* BEGIN *
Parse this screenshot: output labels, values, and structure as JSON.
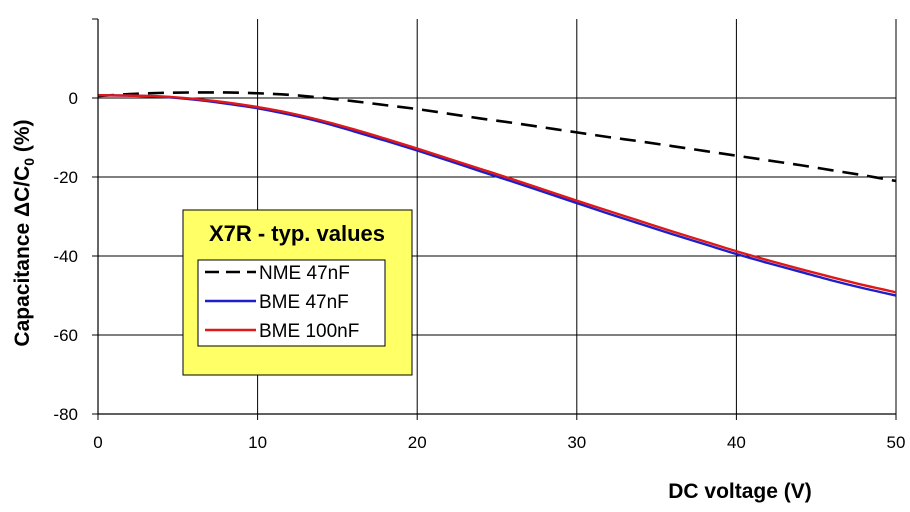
{
  "chart_data": {
    "type": "line",
    "xlabel": "DC voltage (V)",
    "ylabel_main": "Capacitance ΔC/C",
    "ylabel_sub": "0",
    "ylabel_tail": " (%)",
    "xlim": [
      0,
      50
    ],
    "ylim": [
      -80,
      20
    ],
    "x_ticks": [
      0,
      10,
      20,
      30,
      40,
      50
    ],
    "y_ticks": [
      0,
      -20,
      -40,
      -60,
      -80
    ],
    "grid": true,
    "legend": {
      "title": "X7R - typ. values",
      "placement": "lower-left",
      "background": "#ffff66"
    },
    "series": [
      {
        "name": "NME 47nF",
        "color": "#000000",
        "dash": true,
        "x": [
          0,
          2,
          4,
          6,
          8,
          10,
          12,
          14,
          16,
          18,
          20,
          22,
          24,
          26,
          28,
          30,
          32,
          34,
          36,
          38,
          40,
          42,
          44,
          46,
          48,
          50
        ],
        "y": [
          0.5,
          1.0,
          1.3,
          1.4,
          1.4,
          1.2,
          0.8,
          0.1,
          -0.8,
          -1.8,
          -2.8,
          -4.0,
          -5.2,
          -6.3,
          -7.5,
          -8.7,
          -9.9,
          -11.0,
          -12.2,
          -13.4,
          -14.6,
          -15.8,
          -17.0,
          -18.3,
          -19.6,
          -21.0
        ]
      },
      {
        "name": "BME 47nF",
        "color": "#1f1fc8",
        "dash": false,
        "x": [
          0,
          2,
          4,
          6,
          8,
          10,
          12,
          14,
          16,
          18,
          20,
          22,
          24,
          26,
          28,
          30,
          32,
          34,
          36,
          38,
          40,
          42,
          44,
          46,
          48,
          50
        ],
        "y": [
          0.7,
          0.6,
          0.3,
          -0.4,
          -1.4,
          -2.6,
          -4.2,
          -6.1,
          -8.4,
          -10.8,
          -13.3,
          -15.9,
          -18.6,
          -21.2,
          -23.9,
          -26.6,
          -29.3,
          -31.9,
          -34.5,
          -37.0,
          -39.5,
          -41.8,
          -44.0,
          -46.2,
          -48.2,
          -50.0
        ]
      },
      {
        "name": "BME 100nF",
        "color": "#e01818",
        "dash": false,
        "x": [
          0,
          2,
          4,
          6,
          8,
          10,
          12,
          14,
          16,
          18,
          20,
          22,
          24,
          26,
          28,
          30,
          32,
          34,
          36,
          38,
          40,
          42,
          44,
          46,
          48,
          50
        ],
        "y": [
          0.7,
          0.6,
          0.4,
          -0.2,
          -1.1,
          -2.3,
          -3.8,
          -5.7,
          -7.9,
          -10.3,
          -12.8,
          -15.4,
          -18.0,
          -20.6,
          -23.3,
          -26.0,
          -28.6,
          -31.2,
          -33.8,
          -36.3,
          -38.8,
          -41.1,
          -43.3,
          -45.4,
          -47.4,
          -49.2
        ]
      }
    ]
  }
}
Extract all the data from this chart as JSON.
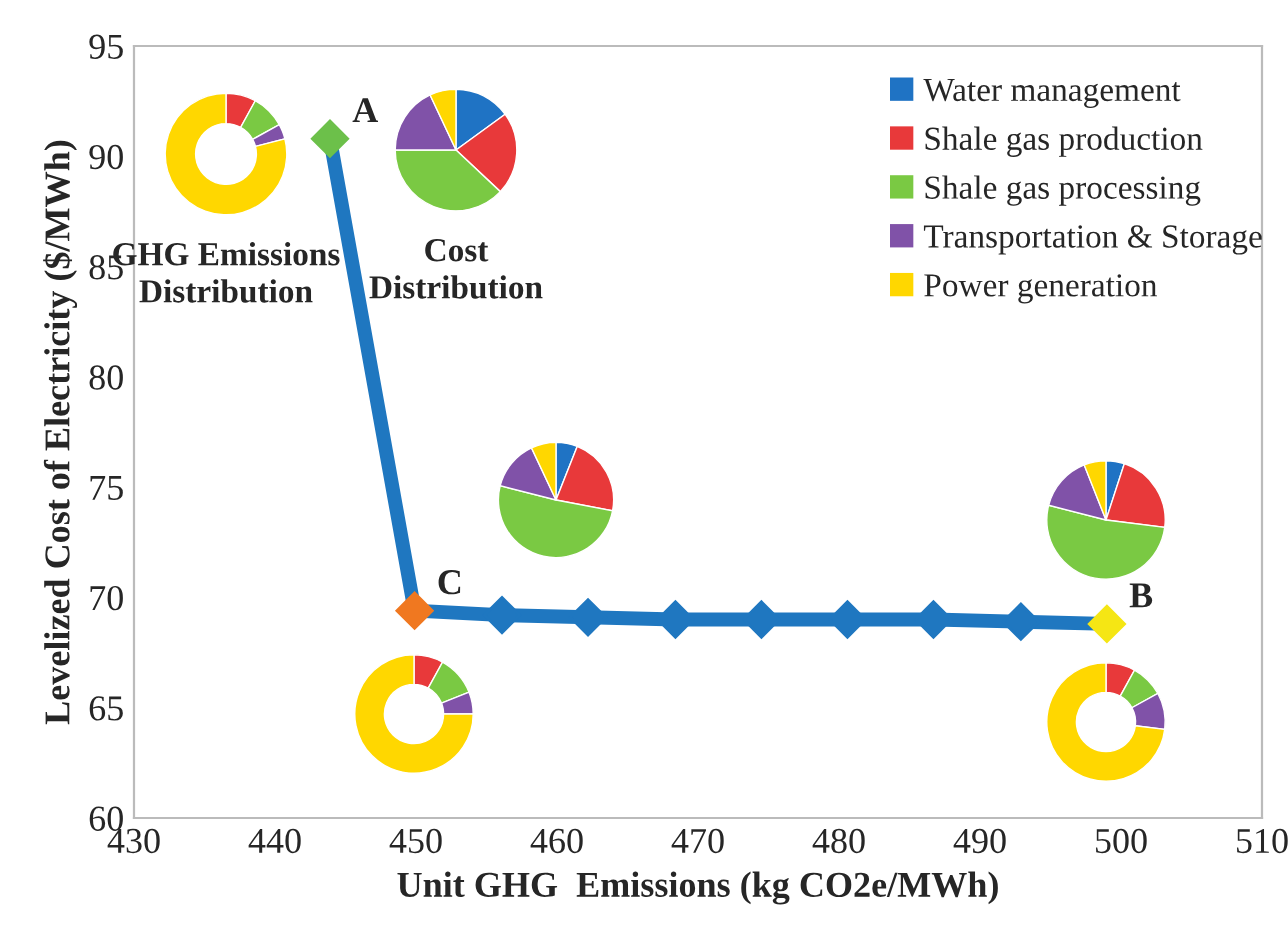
{
  "chart_data": [
    {
      "type": "line",
      "xlabel": "Unit GHG  Emissions (kg CO2e/MWh)",
      "ylabel": "Levelized Cost of Electricity ($/MWh)",
      "x": [
        443.9,
        449.9,
        456.1,
        462.2,
        468.4,
        474.5,
        480.6,
        486.7,
        492.9,
        499.0
      ],
      "series": [
        {
          "color": "#1f77c0",
          "values": [
            90.8,
            69.4,
            69.2,
            69.1,
            69.0,
            69.0,
            69.0,
            69.0,
            68.9,
            68.8
          ],
          "colors": [
            "#6cc04a",
            "#f07820",
            "#1f77c0",
            "#1f77c0",
            "#1f77c0",
            "#1f77c0",
            "#1f77c0",
            "#1f77c0",
            "#1f77c0",
            "#f5e614"
          ]
        }
      ],
      "marker": "diamond",
      "xlim": [
        430,
        510
      ],
      "ylim": [
        60,
        95
      ],
      "xticks": [
        430,
        440,
        450,
        460,
        470,
        480,
        490,
        500,
        510
      ],
      "yticks": [
        60,
        65,
        70,
        75,
        80,
        85,
        90,
        95
      ],
      "grid": false,
      "annotations": [
        {
          "text": "A",
          "x": 443.9,
          "y": 90.8
        },
        {
          "text": "C",
          "x": 449.9,
          "y": 69.4
        },
        {
          "text": "B",
          "x": 499.0,
          "y": 68.8
        }
      ]
    },
    {
      "type": "donut",
      "title": "GHG Emissions Distribution",
      "categories": [
        "Water management",
        "Shale gas production",
        "Shale gas processing",
        "Transportation & Storage",
        "Power generation"
      ],
      "values": [
        0,
        8,
        9,
        4,
        79
      ],
      "colors": [
        "#1f73c4",
        "#e8393a",
        "#7ac943",
        "#8052a8",
        "#ffd700"
      ],
      "legend": "right"
    },
    {
      "type": "pie",
      "title": "Cost Distribution",
      "categories": [
        null,
        null,
        null,
        null,
        null
      ],
      "values": [
        15,
        22,
        38,
        18,
        7
      ],
      "colors": [
        "#1f73c4",
        "#e8393a",
        "#7ac943",
        "#8052a8",
        "#ffd700"
      ]
    },
    {
      "type": "pie",
      "categories": [
        null,
        null,
        null,
        null,
        null
      ],
      "values": [
        6,
        22,
        51,
        14,
        7
      ],
      "colors": [
        "#1f73c4",
        "#e8393a",
        "#7ac943",
        "#8052a8",
        "#ffd700"
      ]
    },
    {
      "type": "donut",
      "categories": [
        null,
        null,
        null,
        null,
        null
      ],
      "values": [
        0,
        8,
        11,
        6,
        75
      ],
      "colors": [
        "#1f73c4",
        "#e8393a",
        "#7ac943",
        "#8052a8",
        "#ffd700"
      ]
    },
    {
      "type": "pie",
      "categories": [
        null,
        null,
        null,
        null,
        null
      ],
      "values": [
        5,
        22,
        52,
        15,
        6
      ],
      "colors": [
        "#1f73c4",
        "#e8393a",
        "#7ac943",
        "#8052a8",
        "#ffd700"
      ]
    },
    {
      "type": "donut",
      "categories": [
        null,
        null,
        null,
        null,
        null
      ],
      "values": [
        0,
        8,
        9,
        10,
        73
      ],
      "colors": [
        "#1f73c4",
        "#e8393a",
        "#7ac943",
        "#8052a8",
        "#ffd700"
      ]
    }
  ]
}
* END *
PROBLEM DETAILS:
Reproduce each line of the records exactly, and omit every picture.

FINAL ANSWER:
Parse this screenshot: output labels, values, and structure as JSON.
{
  "chart_data": {
    "type": "line",
    "xlabel": "DC voltage (V)",
    "ylabel_main": "Capacitance ΔC/C",
    "ylabel_sub": "0",
    "ylabel_tail": " (%)",
    "xlim": [
      0,
      50
    ],
    "ylim": [
      -80,
      20
    ],
    "x_ticks": [
      0,
      10,
      20,
      30,
      40,
      50
    ],
    "y_ticks": [
      0,
      -20,
      -40,
      -60,
      -80
    ],
    "grid": true,
    "legend": {
      "title": "X7R - typ. values",
      "placement": "lower-left",
      "background": "#ffff66"
    },
    "series": [
      {
        "name": "NME 47nF",
        "color": "#000000",
        "dash": true,
        "x": [
          0,
          2,
          4,
          6,
          8,
          10,
          12,
          14,
          16,
          18,
          20,
          22,
          24,
          26,
          28,
          30,
          32,
          34,
          36,
          38,
          40,
          42,
          44,
          46,
          48,
          50
        ],
        "y": [
          0.5,
          1.0,
          1.3,
          1.4,
          1.4,
          1.2,
          0.8,
          0.1,
          -0.8,
          -1.8,
          -2.8,
          -4.0,
          -5.2,
          -6.3,
          -7.5,
          -8.7,
          -9.9,
          -11.0,
          -12.2,
          -13.4,
          -14.6,
          -15.8,
          -17.0,
          -18.3,
          -19.6,
          -21.0
        ]
      },
      {
        "name": "BME 47nF",
        "color": "#1f1fc8",
        "dash": false,
        "x": [
          0,
          2,
          4,
          6,
          8,
          10,
          12,
          14,
          16,
          18,
          20,
          22,
          24,
          26,
          28,
          30,
          32,
          34,
          36,
          38,
          40,
          42,
          44,
          46,
          48,
          50
        ],
        "y": [
          0.7,
          0.6,
          0.3,
          -0.4,
          -1.4,
          -2.6,
          -4.2,
          -6.1,
          -8.4,
          -10.8,
          -13.3,
          -15.9,
          -18.6,
          -21.2,
          -23.9,
          -26.6,
          -29.3,
          -31.9,
          -34.5,
          -37.0,
          -39.5,
          -41.8,
          -44.0,
          -46.2,
          -48.2,
          -50.0
        ]
      },
      {
        "name": "BME 100nF",
        "color": "#e01818",
        "dash": false,
        "x": [
          0,
          2,
          4,
          6,
          8,
          10,
          12,
          14,
          16,
          18,
          20,
          22,
          24,
          26,
          28,
          30,
          32,
          34,
          36,
          38,
          40,
          42,
          44,
          46,
          48,
          50
        ],
        "y": [
          0.7,
          0.6,
          0.4,
          -0.2,
          -1.1,
          -2.3,
          -3.8,
          -5.7,
          -7.9,
          -10.3,
          -12.8,
          -15.4,
          -18.0,
          -20.6,
          -23.3,
          -26.0,
          -28.6,
          -31.2,
          -33.8,
          -36.3,
          -38.8,
          -41.1,
          -43.3,
          -45.4,
          -47.4,
          -49.2
        ]
      }
    ]
  }
}
Extract all the data from this chart as JSON.
{
  "chart_data": [
    {
      "type": "line",
      "xlabel": "Unit GHG  Emissions (kg CO2e/MWh)",
      "ylabel": "Levelized Cost of Electricity ($/MWh)",
      "x": [
        443.9,
        449.9,
        456.1,
        462.2,
        468.4,
        474.5,
        480.6,
        486.7,
        492.9,
        499.0
      ],
      "series": [
        {
          "color": "#1f77c0",
          "values": [
            90.8,
            69.4,
            69.2,
            69.1,
            69.0,
            69.0,
            69.0,
            69.0,
            68.9,
            68.8
          ],
          "colors": [
            "#6cc04a",
            "#f07820",
            "#1f77c0",
            "#1f77c0",
            "#1f77c0",
            "#1f77c0",
            "#1f77c0",
            "#1f77c0",
            "#1f77c0",
            "#f5e614"
          ]
        }
      ],
      "marker": "diamond",
      "xlim": [
        430,
        510
      ],
      "ylim": [
        60,
        95
      ],
      "xticks": [
        430,
        440,
        450,
        460,
        470,
        480,
        490,
        500,
        510
      ],
      "yticks": [
        60,
        65,
        70,
        75,
        80,
        85,
        90,
        95
      ],
      "grid": false,
      "annotations": [
        {
          "text": "A",
          "x": 443.9,
          "y": 90.8
        },
        {
          "text": "C",
          "x": 449.9,
          "y": 69.4
        },
        {
          "text": "B",
          "x": 499.0,
          "y": 68.8
        }
      ]
    },
    {
      "type": "donut",
      "title": "GHG Emissions Distribution",
      "categories": [
        "Water management",
        "Shale gas production",
        "Shale gas processing",
        "Transportation & Storage",
        "Power generation"
      ],
      "values": [
        0,
        8,
        9,
        4,
        79
      ],
      "colors": [
        "#1f73c4",
        "#e8393a",
        "#7ac943",
        "#8052a8",
        "#ffd700"
      ],
      "legend": "right"
    },
    {
      "type": "pie",
      "title": "Cost Distribution",
      "categories": [
        null,
        null,
        null,
        null,
        null
      ],
      "values": [
        15,
        22,
        38,
        18,
        7
      ],
      "colors": [
        "#1f73c4",
        "#e8393a",
        "#7ac943",
        "#8052a8",
        "#ffd700"
      ]
    },
    {
      "type": "pie",
      "categories": [
        null,
        null,
        null,
        null,
        null
      ],
      "values": [
        6,
        22,
        51,
        14,
        7
      ],
      "colors": [
        "#1f73c4",
        "#e8393a",
        "#7ac943",
        "#8052a8",
        "#ffd700"
      ]
    },
    {
      "type": "donut",
      "categories": [
        null,
        null,
        null,
        null,
        null
      ],
      "values": [
        0,
        8,
        11,
        6,
        75
      ],
      "colors": [
        "#1f73c4",
        "#e8393a",
        "#7ac943",
        "#8052a8",
        "#ffd700"
      ]
    },
    {
      "type": "pie",
      "categories": [
        null,
        null,
        null,
        null,
        null
      ],
      "values": [
        5,
        22,
        52,
        15,
        6
      ],
      "colors": [
        "#1f73c4",
        "#e8393a",
        "#7ac943",
        "#8052a8",
        "#ffd700"
      ]
    },
    {
      "type": "donut",
      "categories": [
        null,
        null,
        null,
        null,
        null
      ],
      "values": [
        0,
        8,
        9,
        10,
        73
      ],
      "colors": [
        "#1f73c4",
        "#e8393a",
        "#7ac943",
        "#8052a8",
        "#ffd700"
      ]
    }
  ]
}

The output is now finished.